How many lines of the data hold the word "content"? State the number and nothing else.

[Dataset rows]
════════════════
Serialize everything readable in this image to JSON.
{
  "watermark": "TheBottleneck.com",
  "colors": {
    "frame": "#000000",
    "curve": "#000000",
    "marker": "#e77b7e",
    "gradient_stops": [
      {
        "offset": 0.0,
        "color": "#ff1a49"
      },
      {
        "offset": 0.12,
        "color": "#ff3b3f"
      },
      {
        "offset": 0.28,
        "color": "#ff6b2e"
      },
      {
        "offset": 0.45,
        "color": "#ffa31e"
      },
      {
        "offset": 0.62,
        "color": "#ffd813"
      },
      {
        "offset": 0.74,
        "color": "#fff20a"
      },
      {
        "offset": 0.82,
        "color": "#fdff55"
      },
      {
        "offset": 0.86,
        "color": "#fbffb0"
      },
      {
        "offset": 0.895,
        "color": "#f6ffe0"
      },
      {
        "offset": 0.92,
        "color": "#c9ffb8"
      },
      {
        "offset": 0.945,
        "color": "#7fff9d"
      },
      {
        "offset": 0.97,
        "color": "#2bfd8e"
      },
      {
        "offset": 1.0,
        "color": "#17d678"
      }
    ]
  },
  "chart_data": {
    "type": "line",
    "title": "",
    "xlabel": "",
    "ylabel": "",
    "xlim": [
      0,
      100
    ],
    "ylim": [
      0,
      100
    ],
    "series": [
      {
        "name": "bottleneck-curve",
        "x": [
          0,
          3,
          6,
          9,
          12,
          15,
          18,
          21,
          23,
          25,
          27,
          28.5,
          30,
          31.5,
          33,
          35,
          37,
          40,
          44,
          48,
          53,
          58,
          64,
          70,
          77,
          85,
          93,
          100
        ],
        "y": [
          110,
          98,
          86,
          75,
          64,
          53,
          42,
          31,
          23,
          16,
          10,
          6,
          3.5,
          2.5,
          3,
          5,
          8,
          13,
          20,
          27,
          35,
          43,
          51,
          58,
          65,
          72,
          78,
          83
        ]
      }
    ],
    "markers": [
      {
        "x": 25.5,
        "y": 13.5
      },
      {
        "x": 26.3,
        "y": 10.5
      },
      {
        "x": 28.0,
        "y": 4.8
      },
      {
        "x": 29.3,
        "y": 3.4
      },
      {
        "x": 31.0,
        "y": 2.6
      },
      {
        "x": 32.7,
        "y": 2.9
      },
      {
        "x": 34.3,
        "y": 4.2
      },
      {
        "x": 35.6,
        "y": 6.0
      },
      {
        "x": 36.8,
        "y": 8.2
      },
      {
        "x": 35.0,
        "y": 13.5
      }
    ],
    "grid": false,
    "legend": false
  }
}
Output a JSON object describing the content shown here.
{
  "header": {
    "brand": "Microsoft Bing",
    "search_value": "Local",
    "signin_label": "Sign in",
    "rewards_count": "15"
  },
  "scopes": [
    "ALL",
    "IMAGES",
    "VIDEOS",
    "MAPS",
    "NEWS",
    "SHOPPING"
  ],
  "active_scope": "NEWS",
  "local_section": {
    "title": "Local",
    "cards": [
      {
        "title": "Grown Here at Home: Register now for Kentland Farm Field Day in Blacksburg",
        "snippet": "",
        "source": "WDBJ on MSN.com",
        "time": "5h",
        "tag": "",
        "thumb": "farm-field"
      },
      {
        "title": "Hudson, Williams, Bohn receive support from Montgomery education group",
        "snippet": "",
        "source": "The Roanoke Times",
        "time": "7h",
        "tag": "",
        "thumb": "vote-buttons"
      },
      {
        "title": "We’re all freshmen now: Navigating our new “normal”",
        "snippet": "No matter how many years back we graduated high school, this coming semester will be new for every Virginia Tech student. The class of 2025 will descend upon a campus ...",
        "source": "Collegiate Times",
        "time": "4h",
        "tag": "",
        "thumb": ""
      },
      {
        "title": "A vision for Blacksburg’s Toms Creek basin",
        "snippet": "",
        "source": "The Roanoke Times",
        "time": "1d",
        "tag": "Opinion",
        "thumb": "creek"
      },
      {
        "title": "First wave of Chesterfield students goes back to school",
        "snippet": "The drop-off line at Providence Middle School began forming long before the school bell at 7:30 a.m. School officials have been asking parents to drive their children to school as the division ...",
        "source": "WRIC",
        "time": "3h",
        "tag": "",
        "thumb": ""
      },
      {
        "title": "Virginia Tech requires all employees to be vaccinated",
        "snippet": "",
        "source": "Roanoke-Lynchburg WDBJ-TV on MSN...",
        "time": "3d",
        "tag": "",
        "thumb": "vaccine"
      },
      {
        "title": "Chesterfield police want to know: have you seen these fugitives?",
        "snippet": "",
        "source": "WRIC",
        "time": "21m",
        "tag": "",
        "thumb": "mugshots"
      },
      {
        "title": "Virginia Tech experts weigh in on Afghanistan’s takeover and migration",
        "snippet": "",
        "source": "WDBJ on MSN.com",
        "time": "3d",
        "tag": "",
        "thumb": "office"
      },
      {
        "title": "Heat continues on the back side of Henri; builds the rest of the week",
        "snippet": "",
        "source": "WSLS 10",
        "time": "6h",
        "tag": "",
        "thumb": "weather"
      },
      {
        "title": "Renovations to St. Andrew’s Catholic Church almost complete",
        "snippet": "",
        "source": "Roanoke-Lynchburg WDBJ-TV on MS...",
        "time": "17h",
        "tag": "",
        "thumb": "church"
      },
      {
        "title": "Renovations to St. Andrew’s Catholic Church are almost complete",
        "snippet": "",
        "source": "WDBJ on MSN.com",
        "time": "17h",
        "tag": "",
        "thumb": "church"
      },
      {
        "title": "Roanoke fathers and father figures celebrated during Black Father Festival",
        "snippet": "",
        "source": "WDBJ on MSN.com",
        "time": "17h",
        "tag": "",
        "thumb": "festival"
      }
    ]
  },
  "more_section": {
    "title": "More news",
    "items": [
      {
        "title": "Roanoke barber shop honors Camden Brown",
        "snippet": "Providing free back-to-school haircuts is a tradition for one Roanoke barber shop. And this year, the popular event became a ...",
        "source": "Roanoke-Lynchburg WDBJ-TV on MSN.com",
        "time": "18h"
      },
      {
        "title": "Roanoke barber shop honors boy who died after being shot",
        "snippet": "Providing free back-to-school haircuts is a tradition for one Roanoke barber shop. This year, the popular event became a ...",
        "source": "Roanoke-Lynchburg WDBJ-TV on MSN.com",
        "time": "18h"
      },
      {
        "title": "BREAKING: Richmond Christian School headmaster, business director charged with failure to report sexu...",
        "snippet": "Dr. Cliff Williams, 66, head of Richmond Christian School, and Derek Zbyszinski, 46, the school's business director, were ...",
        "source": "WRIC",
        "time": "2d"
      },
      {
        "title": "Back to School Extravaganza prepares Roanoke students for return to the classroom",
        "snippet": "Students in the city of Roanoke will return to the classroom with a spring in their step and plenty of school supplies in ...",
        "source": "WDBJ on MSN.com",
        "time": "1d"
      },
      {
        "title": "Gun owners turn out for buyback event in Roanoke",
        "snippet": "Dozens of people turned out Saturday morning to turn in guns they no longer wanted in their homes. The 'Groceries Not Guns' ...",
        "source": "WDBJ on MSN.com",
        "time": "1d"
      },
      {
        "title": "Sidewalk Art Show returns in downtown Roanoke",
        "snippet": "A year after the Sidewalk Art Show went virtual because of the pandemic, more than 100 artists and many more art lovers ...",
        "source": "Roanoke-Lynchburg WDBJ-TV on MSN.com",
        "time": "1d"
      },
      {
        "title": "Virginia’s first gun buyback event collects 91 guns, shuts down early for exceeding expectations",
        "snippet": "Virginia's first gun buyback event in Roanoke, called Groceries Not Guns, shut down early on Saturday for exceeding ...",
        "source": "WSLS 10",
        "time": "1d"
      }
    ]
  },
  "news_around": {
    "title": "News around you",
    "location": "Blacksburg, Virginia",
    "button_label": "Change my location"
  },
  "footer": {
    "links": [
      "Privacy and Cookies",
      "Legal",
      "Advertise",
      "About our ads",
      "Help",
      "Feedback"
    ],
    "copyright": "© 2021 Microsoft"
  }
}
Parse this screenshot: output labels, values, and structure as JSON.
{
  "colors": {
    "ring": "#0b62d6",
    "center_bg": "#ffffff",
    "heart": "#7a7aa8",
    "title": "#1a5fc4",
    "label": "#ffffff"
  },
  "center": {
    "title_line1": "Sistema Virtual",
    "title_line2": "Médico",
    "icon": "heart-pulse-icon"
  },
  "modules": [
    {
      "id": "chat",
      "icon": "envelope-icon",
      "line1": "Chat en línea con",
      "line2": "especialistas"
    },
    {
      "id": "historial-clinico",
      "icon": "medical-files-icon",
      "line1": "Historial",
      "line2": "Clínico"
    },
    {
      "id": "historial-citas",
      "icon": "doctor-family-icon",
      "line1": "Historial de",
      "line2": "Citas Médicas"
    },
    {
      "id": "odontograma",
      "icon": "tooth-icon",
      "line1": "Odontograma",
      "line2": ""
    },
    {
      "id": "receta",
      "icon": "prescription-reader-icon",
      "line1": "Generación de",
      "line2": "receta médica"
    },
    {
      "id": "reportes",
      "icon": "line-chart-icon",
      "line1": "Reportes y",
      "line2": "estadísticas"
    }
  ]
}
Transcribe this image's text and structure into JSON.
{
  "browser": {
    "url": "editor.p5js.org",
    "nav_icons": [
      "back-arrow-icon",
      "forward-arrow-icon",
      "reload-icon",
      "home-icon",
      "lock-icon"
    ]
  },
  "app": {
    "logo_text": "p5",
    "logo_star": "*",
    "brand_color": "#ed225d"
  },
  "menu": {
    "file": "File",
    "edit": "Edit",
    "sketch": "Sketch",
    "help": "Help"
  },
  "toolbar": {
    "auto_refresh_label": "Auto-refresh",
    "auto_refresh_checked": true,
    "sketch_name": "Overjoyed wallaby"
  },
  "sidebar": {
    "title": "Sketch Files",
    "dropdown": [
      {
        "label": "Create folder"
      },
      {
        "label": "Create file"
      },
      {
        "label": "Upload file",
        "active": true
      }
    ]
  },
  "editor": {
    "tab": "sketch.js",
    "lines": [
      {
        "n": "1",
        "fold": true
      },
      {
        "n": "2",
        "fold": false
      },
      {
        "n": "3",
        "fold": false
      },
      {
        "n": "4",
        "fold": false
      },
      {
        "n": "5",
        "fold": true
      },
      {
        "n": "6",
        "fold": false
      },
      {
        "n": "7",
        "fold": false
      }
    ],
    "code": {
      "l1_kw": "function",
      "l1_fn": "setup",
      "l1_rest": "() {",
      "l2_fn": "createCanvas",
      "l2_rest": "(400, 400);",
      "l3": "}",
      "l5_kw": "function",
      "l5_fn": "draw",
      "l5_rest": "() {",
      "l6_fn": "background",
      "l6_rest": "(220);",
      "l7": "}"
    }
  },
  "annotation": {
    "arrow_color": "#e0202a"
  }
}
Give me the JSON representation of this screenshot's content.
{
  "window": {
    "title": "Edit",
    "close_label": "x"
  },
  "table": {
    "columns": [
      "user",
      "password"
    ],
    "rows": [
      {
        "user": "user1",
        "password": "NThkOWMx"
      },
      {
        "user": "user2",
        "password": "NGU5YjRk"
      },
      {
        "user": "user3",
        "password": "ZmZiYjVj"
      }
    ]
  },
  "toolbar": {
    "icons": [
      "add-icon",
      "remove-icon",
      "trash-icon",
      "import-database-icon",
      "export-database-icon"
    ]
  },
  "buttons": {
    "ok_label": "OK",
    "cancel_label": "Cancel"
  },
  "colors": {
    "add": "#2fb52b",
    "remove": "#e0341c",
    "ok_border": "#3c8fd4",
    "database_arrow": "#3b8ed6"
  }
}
════════════════
▶ _SOLUTION TO THIS EXERCISE_: 2